§ **Problem description**: Scan the data below. Pull out each line where "title" occurs.

__________

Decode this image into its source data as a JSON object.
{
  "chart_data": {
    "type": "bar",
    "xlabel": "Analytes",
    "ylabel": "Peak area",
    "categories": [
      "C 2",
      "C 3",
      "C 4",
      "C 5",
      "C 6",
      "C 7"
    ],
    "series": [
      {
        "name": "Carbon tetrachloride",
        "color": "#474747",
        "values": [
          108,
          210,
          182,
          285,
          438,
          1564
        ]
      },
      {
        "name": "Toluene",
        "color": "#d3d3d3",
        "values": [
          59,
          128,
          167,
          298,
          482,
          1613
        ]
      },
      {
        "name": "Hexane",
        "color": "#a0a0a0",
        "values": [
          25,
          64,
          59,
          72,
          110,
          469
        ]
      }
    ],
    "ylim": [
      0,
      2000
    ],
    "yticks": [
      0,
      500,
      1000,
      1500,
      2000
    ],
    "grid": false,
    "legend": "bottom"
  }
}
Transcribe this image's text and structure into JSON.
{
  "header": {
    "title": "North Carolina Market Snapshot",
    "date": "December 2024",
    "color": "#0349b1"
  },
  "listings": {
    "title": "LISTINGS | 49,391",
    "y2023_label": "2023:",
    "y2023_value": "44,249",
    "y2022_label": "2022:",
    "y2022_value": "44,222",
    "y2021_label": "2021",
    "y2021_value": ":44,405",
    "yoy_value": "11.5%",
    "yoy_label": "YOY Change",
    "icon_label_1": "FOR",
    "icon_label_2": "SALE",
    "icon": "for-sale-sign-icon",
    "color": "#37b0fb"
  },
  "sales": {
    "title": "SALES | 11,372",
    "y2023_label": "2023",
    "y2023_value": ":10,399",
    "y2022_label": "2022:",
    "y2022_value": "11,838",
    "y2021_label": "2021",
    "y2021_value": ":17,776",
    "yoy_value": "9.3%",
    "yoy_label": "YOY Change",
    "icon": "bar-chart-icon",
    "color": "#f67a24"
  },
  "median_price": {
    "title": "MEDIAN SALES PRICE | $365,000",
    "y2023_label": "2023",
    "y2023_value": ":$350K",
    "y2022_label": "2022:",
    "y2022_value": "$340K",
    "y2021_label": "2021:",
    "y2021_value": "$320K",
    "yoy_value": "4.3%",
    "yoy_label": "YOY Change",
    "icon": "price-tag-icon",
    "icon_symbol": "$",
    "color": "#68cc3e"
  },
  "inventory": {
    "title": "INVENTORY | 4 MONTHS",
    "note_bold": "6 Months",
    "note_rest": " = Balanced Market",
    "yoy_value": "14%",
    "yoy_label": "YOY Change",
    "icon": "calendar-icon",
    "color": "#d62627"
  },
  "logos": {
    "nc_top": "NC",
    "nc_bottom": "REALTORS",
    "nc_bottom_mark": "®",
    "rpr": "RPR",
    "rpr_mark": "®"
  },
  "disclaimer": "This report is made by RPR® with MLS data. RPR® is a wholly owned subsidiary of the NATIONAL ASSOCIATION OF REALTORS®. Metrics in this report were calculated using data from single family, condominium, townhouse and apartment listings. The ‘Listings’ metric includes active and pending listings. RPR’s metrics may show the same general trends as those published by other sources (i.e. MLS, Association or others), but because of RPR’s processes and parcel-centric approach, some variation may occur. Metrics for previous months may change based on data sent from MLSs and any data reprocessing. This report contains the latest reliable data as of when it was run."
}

__________

§ **Exercise result**:
    "title": "North Carolina Market Snapshot",
    "title": "LISTINGS | 49,391",
    "title": "SALES | 11,372",
    "title": "MEDIAN SALES PRICE | $365,000",
    "title": "INVENTORY | 4 MONTHS",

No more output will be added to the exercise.